### Problem to solve
Copy each line holding the string "this".

···

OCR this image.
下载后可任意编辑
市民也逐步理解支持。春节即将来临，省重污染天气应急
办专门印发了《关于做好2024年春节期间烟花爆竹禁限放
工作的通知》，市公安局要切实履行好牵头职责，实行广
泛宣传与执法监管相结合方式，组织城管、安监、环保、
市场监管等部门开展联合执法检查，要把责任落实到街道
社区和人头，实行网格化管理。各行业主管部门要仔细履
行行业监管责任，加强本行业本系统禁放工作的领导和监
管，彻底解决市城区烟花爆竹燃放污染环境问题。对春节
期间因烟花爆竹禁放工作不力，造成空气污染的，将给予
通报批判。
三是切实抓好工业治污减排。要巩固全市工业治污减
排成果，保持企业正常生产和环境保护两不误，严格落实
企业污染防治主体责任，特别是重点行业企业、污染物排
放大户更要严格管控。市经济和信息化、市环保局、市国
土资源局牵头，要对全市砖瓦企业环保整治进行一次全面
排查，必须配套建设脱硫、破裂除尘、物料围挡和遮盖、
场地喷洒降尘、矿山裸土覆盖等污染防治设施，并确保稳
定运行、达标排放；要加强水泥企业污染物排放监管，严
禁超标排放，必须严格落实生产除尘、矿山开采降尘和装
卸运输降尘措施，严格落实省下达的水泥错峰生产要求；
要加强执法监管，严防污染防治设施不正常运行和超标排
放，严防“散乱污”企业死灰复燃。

···

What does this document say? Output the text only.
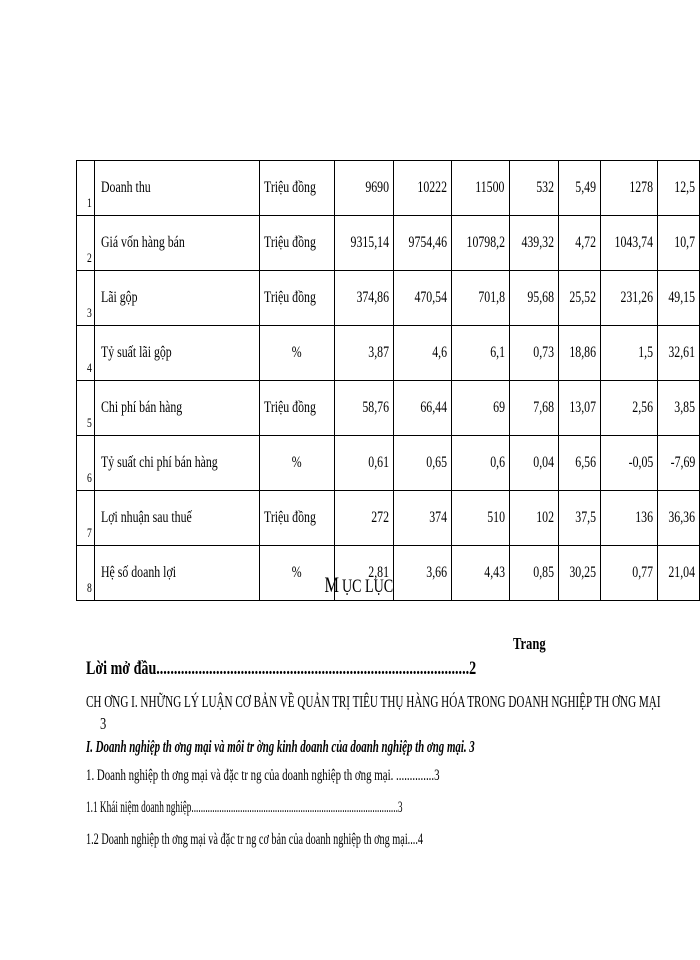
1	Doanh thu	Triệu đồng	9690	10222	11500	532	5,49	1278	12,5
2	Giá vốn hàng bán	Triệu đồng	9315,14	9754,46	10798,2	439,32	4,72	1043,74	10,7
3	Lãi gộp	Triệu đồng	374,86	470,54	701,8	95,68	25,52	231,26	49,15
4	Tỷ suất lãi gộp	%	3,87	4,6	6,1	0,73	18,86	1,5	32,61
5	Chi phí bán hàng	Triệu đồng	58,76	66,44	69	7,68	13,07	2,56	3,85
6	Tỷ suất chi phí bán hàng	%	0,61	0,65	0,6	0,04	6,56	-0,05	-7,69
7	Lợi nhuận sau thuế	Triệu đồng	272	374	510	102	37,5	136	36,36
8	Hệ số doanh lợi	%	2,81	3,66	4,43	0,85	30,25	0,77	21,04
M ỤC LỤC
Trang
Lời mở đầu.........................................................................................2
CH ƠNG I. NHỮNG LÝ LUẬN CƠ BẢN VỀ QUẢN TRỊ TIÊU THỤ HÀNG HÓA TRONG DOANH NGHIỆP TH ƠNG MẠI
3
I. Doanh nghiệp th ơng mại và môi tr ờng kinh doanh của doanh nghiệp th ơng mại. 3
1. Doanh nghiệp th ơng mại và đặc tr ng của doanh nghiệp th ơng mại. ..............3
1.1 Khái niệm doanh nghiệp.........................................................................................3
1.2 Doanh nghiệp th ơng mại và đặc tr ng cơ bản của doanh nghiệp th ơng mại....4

···

### Written answer
OCR this image.
What does this document say? Output the text only.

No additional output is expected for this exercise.